INPUT RECORDS:
------------------------------

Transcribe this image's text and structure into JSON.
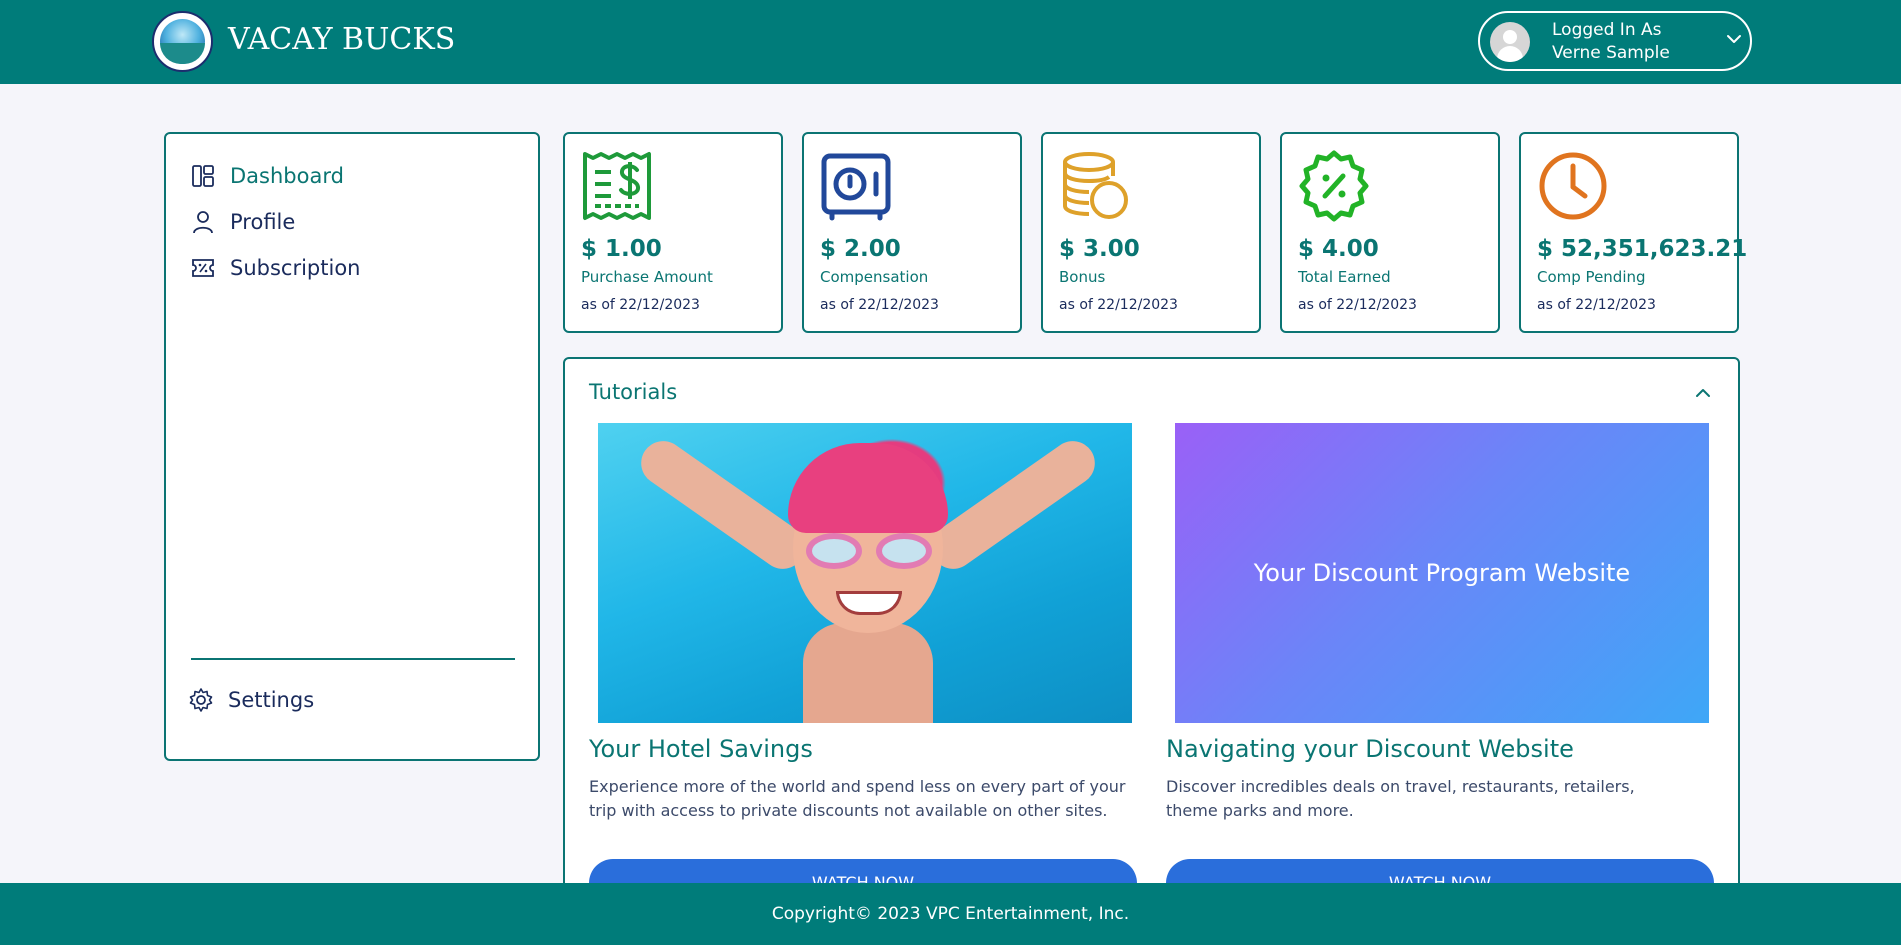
{
  "header": {
    "brand": "VACAY BUCKS",
    "user": {
      "label": "Logged In As",
      "name": "Verne Sample"
    }
  },
  "sidebar": {
    "items": [
      {
        "label": "Dashboard",
        "icon": "dashboard-icon",
        "active": true
      },
      {
        "label": "Profile",
        "icon": "user-icon",
        "active": false
      },
      {
        "label": "Subscription",
        "icon": "coupon-icon",
        "active": false
      }
    ],
    "settings": {
      "label": "Settings",
      "icon": "gear-icon"
    }
  },
  "stats": [
    {
      "amount": "$ 1.00",
      "label": "Purchase Amount",
      "asof": "as of 22/12/2023",
      "icon": "receipt-dollar-icon",
      "color": "#1e9a3a"
    },
    {
      "amount": "$ 2.00",
      "label": "Compensation",
      "asof": "as of 22/12/2023",
      "icon": "safe-icon",
      "color": "#21489a"
    },
    {
      "amount": "$ 3.00",
      "label": "Bonus",
      "asof": "as of 22/12/2023",
      "icon": "coins-icon",
      "color": "#dea12a"
    },
    {
      "amount": "$ 4.00",
      "label": "Total Earned",
      "asof": "as of 22/12/2023",
      "icon": "percent-badge-icon",
      "color": "#22b327"
    },
    {
      "amount": "$ 52,351,623.21",
      "label": "Comp Pending",
      "asof": "as of 22/12/2023",
      "icon": "clock-icon",
      "color": "#e0741f"
    }
  ],
  "tutorials": {
    "title": "Tutorials",
    "items": [
      {
        "heading": "Your Hotel Savings",
        "description": "Experience more of the world and spend less on every part of your trip with access to private discounts not available on other sites.",
        "button": "WATCH NOW",
        "thumbnail": "girl-swimming-underwater-image"
      },
      {
        "heading": "Navigating your Discount Website",
        "description": "Discover incredibles deals on travel, restaurants, retailers, theme parks and more.",
        "button": "WATCH NOW",
        "thumbnail_text": "Your Discount Program Website"
      }
    ]
  },
  "footer": {
    "copyright": "Copyright© 2023 VPC Entertainment, Inc."
  },
  "colors": {
    "brand_teal": "#007c7a",
    "accent_blue": "#2a6edb",
    "background": "#f5f5fa"
  }
}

------------------------------

EXERCISE TASK: Pictures are excluded; copy every other part of the records exactly.

WRITTEN SOLUTION:
Transcribe this image's text and structure into JSON.
{
  "header": {
    "brand": "VACAY BUCKS",
    "user": {
      "label": "Logged In As",
      "name": "Verne Sample"
    }
  },
  "sidebar": {
    "items": [
      {
        "label": "Dashboard",
        "icon": "dashboard-icon",
        "active": true
      },
      {
        "label": "Profile",
        "icon": "user-icon",
        "active": false
      },
      {
        "label": "Subscription",
        "icon": "coupon-icon",
        "active": false
      }
    ],
    "settings": {
      "label": "Settings",
      "icon": "gear-icon"
    }
  },
  "stats": [
    {
      "amount": "$ 1.00",
      "label": "Purchase Amount",
      "asof": "as of 22/12/2023",
      "icon": "receipt-dollar-icon",
      "color": "#1e9a3a"
    },
    {
      "amount": "$ 2.00",
      "label": "Compensation",
      "asof": "as of 22/12/2023",
      "icon": "safe-icon",
      "color": "#21489a"
    },
    {
      "amount": "$ 3.00",
      "label": "Bonus",
      "asof": "as of 22/12/2023",
      "icon": "coins-icon",
      "color": "#dea12a"
    },
    {
      "amount": "$ 4.00",
      "label": "Total Earned",
      "asof": "as of 22/12/2023",
      "icon": "percent-badge-icon",
      "color": "#22b327"
    },
    {
      "amount": "$ 52,351,623.21",
      "label": "Comp Pending",
      "asof": "as of 22/12/2023",
      "icon": "clock-icon",
      "color": "#e0741f"
    }
  ],
  "tutorials": {
    "title": "Tutorials",
    "items": [
      {
        "heading": "Your Hotel Savings",
        "description": "Experience more of the world and spend less on every part of your trip with access to private discounts not available on other sites.",
        "button": "WATCH NOW",
        "thumbnail": "girl-swimming-underwater-image"
      },
      {
        "heading": "Navigating your Discount Website",
        "description": "Discover incredibles deals on travel, restaurants, retailers, theme parks and more.",
        "button": "WATCH NOW",
        "thumbnail_text": "Your Discount Program Website"
      }
    ]
  },
  "footer": {
    "copyright": "Copyright© 2023 VPC Entertainment, Inc."
  },
  "colors": {
    "brand_teal": "#007c7a",
    "accent_blue": "#2a6edb",
    "background": "#f5f5fa"
  }
}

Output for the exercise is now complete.